**Work to do**
Repeat every line exactly as it appears in the rows, from the very first line through the line holding "tab-label: Santé [105, 710, 129, 720]", with both ends included.

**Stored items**
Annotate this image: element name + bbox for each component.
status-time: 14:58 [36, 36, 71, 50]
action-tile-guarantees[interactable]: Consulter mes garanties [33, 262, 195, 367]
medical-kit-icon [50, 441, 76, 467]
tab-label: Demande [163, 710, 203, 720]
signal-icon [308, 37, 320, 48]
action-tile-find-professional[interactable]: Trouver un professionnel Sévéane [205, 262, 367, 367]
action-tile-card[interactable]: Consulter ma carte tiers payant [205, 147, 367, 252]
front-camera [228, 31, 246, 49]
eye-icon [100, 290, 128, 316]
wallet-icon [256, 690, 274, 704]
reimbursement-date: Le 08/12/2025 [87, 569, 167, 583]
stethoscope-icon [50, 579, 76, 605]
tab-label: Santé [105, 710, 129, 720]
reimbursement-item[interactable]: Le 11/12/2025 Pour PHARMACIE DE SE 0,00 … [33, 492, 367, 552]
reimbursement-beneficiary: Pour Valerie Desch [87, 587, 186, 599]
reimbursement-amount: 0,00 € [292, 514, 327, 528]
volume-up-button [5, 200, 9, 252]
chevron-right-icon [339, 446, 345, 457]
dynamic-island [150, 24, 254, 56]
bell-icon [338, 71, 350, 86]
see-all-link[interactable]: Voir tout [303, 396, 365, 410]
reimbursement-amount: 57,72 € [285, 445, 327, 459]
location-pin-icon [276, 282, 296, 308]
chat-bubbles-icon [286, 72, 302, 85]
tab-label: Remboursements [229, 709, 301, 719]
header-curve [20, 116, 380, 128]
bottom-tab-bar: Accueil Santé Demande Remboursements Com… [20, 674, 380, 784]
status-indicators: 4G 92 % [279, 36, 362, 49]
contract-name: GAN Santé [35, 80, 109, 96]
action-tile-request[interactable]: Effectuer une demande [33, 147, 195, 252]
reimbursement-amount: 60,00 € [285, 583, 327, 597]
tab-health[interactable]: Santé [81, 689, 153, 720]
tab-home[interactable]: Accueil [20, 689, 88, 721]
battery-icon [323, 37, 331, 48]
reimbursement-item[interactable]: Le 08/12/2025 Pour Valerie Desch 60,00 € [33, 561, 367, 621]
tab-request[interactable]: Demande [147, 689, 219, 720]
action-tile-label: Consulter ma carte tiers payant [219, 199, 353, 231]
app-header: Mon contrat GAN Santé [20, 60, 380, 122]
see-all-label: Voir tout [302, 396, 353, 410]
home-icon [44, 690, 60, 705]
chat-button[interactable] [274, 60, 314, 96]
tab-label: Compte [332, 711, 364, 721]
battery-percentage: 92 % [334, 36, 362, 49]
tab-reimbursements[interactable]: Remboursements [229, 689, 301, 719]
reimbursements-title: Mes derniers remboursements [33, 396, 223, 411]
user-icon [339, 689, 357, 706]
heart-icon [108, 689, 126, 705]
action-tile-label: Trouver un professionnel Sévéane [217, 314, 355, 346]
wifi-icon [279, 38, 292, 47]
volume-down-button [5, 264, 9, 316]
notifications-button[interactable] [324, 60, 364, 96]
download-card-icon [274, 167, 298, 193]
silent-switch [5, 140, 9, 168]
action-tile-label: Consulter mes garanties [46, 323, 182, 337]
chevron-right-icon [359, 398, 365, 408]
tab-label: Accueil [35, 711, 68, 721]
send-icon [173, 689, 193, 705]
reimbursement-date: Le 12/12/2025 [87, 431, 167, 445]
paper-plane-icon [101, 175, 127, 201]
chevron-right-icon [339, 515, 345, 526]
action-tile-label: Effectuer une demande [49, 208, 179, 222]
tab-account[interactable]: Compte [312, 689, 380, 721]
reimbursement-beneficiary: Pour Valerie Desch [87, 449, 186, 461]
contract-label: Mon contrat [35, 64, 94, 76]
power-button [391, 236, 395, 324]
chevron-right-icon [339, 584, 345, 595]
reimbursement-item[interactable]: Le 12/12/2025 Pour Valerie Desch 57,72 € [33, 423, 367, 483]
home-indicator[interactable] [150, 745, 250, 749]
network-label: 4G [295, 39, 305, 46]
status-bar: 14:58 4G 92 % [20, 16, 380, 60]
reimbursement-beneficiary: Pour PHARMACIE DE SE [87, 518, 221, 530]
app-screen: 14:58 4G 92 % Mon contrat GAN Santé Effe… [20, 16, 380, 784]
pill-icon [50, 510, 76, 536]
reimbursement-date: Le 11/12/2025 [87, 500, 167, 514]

**Expected answer**
Annotate this image: element name + bbox for each component.
status-time: 14:58 [36, 36, 71, 50]
action-tile-guarantees[interactable]: Consulter mes garanties [33, 262, 195, 367]
medical-kit-icon [50, 441, 76, 467]
tab-label: Demande [163, 710, 203, 720]
signal-icon [308, 37, 320, 48]
action-tile-find-professional[interactable]: Trouver un professionnel Sévéane [205, 262, 367, 367]
action-tile-card[interactable]: Consulter ma carte tiers payant [205, 147, 367, 252]
front-camera [228, 31, 246, 49]
eye-icon [100, 290, 128, 316]
wallet-icon [256, 690, 274, 704]
reimbursement-date: Le 08/12/2025 [87, 569, 167, 583]
stethoscope-icon [50, 579, 76, 605]
tab-label: Santé [105, 710, 129, 720]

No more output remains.